→ Stated problem
Leaving out every picture, quote the data below exactly as it appears.

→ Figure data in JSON
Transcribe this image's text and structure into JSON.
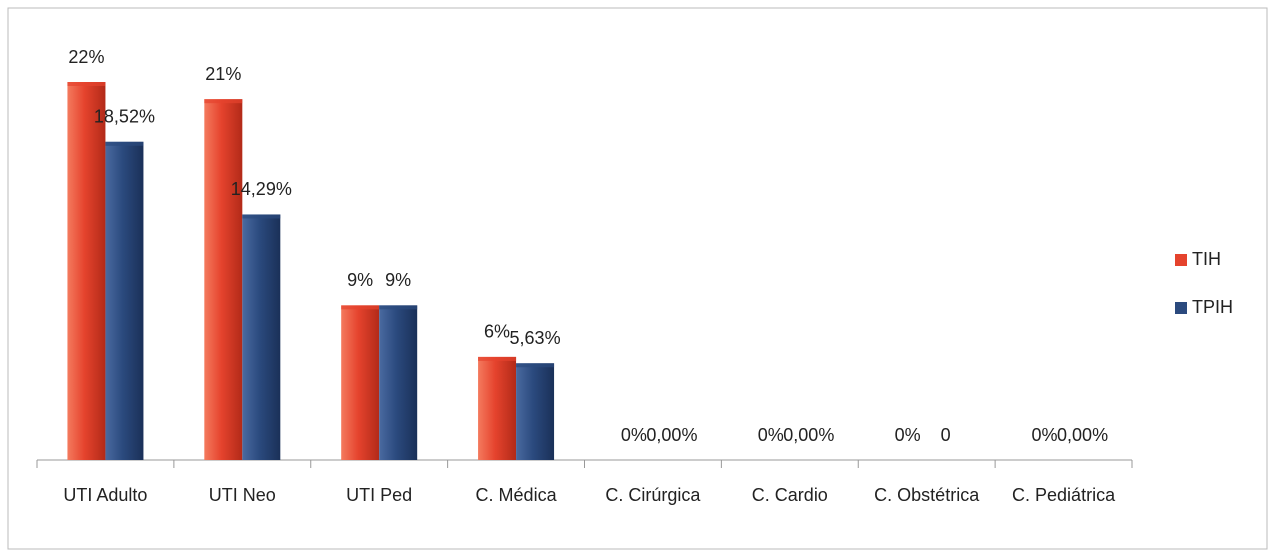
{
  "chart_data": {
    "type": "bar",
    "categories": [
      "UTI Adulto",
      "UTI Neo",
      "UTI Ped",
      "C. Médica",
      "C. Cirúrgica",
      "C. Cardio",
      "C. Obstétrica",
      "C. Pediátrica"
    ],
    "series": [
      {
        "name": "TIH",
        "color": "#e5432d",
        "values": [
          22,
          21,
          9,
          6,
          0,
          0,
          0,
          0
        ],
        "value_labels": [
          "22%",
          "21%",
          "9%",
          "6%",
          "0%",
          "0%",
          "0%",
          "0%"
        ]
      },
      {
        "name": "TPIH",
        "color": "#2b4a7e",
        "values": [
          18.52,
          14.29,
          9,
          5.63,
          0,
          0,
          0,
          0
        ],
        "value_labels": [
          "18,52%",
          "14,29%",
          "9%",
          "5,63%",
          "0,00%",
          "0,00%",
          "0",
          "0,00%"
        ]
      }
    ],
    "legend": "right"
  }
}
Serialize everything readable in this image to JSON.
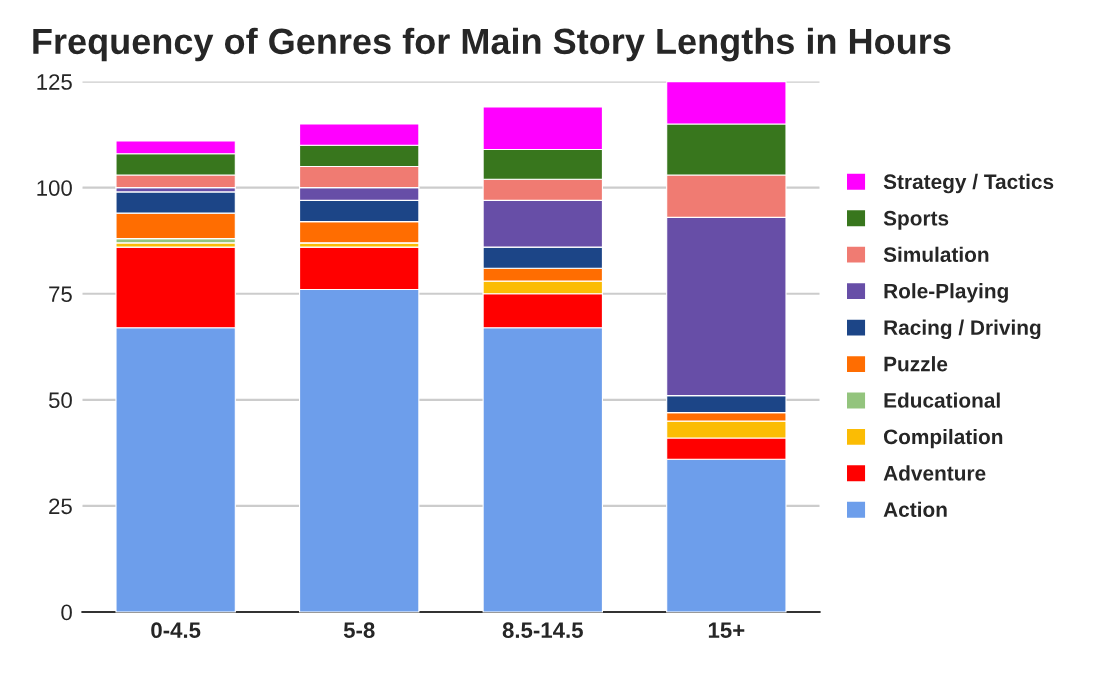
{
  "chart_data": {
    "type": "bar",
    "stacked": true,
    "title": "Frequency of Genres for Main Story Lengths in Hours",
    "categories": [
      "0-4.5",
      "5-8",
      "8.5-14.5",
      "15+"
    ],
    "series": [
      {
        "name": "Action",
        "color": "#6d9eeb",
        "values": [
          67,
          76,
          67,
          36
        ]
      },
      {
        "name": "Adventure",
        "color": "#ff0000",
        "values": [
          19,
          10,
          8,
          5
        ]
      },
      {
        "name": "Compilation",
        "color": "#fbbc04",
        "values": [
          1,
          1,
          3,
          4
        ]
      },
      {
        "name": "Educational",
        "color": "#93c47d",
        "values": [
          1,
          0,
          0,
          0
        ]
      },
      {
        "name": "Puzzle",
        "color": "#ff6d01",
        "values": [
          6,
          5,
          3,
          2
        ]
      },
      {
        "name": "Racing / Driving",
        "color": "#1c4587",
        "values": [
          5,
          5,
          5,
          4
        ]
      },
      {
        "name": "Role-Playing",
        "color": "#674ea7",
        "values": [
          1,
          3,
          11,
          42
        ]
      },
      {
        "name": "Simulation",
        "color": "#f07b72",
        "values": [
          3,
          5,
          5,
          10
        ]
      },
      {
        "name": "Sports",
        "color": "#38761d",
        "values": [
          5,
          5,
          7,
          12
        ]
      },
      {
        "name": "Strategy / Tactics",
        "color": "#ff00ff",
        "values": [
          3,
          5,
          10,
          10
        ]
      }
    ],
    "ylim": [
      0,
      125
    ],
    "yticks": [
      0,
      25,
      50,
      75,
      100,
      125
    ],
    "grid": "y",
    "legend": "right"
  }
}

→ Exercise result
Transcribe this image's text and structure into JSON.
{
  "chart_data": {
    "type": "bar",
    "categories": [
      "UTI Adulto",
      "UTI Neo",
      "UTI Ped",
      "C. Médica",
      "C. Cirúrgica",
      "C. Cardio",
      "C. Obstétrica",
      "C. Pediátrica"
    ],
    "series": [
      {
        "name": "TIH",
        "color": "#e5432d",
        "values": [
          22,
          21,
          9,
          6,
          0,
          0,
          0,
          0
        ],
        "value_labels": [
          "22%",
          "21%",
          "9%",
          "6%",
          "0%",
          "0%",
          "0%",
          "0%"
        ]
      },
      {
        "name": "TPIH",
        "color": "#2b4a7e",
        "values": [
          18.52,
          14.29,
          9,
          5.63,
          0,
          0,
          0,
          0
        ],
        "value_labels": [
          "18,52%",
          "14,29%",
          "9%",
          "5,63%",
          "0,00%",
          "0,00%",
          "0",
          "0,00%"
        ]
      }
    ],
    "legend": "right"
  }
}
Serialize everything readable in this image to JSON.
{
  "chart_data": {
    "type": "bar",
    "stacked": true,
    "title": "Frequency of Genres for Main Story Lengths in Hours",
    "categories": [
      "0-4.5",
      "5-8",
      "8.5-14.5",
      "15+"
    ],
    "series": [
      {
        "name": "Action",
        "color": "#6d9eeb",
        "values": [
          67,
          76,
          67,
          36
        ]
      },
      {
        "name": "Adventure",
        "color": "#ff0000",
        "values": [
          19,
          10,
          8,
          5
        ]
      },
      {
        "name": "Compilation",
        "color": "#fbbc04",
        "values": [
          1,
          1,
          3,
          4
        ]
      },
      {
        "name": "Educational",
        "color": "#93c47d",
        "values": [
          1,
          0,
          0,
          0
        ]
      },
      {
        "name": "Puzzle",
        "color": "#ff6d01",
        "values": [
          6,
          5,
          3,
          2
        ]
      },
      {
        "name": "Racing / Driving",
        "color": "#1c4587",
        "values": [
          5,
          5,
          5,
          4
        ]
      },
      {
        "name": "Role-Playing",
        "color": "#674ea7",
        "values": [
          1,
          3,
          11,
          42
        ]
      },
      {
        "name": "Simulation",
        "color": "#f07b72",
        "values": [
          3,
          5,
          5,
          10
        ]
      },
      {
        "name": "Sports",
        "color": "#38761d",
        "values": [
          5,
          5,
          7,
          12
        ]
      },
      {
        "name": "Strategy / Tactics",
        "color": "#ff00ff",
        "values": [
          3,
          5,
          10,
          10
        ]
      }
    ],
    "ylim": [
      0,
      125
    ],
    "yticks": [
      0,
      25,
      50,
      75,
      100,
      125
    ],
    "grid": "y",
    "legend": "right"
  }
}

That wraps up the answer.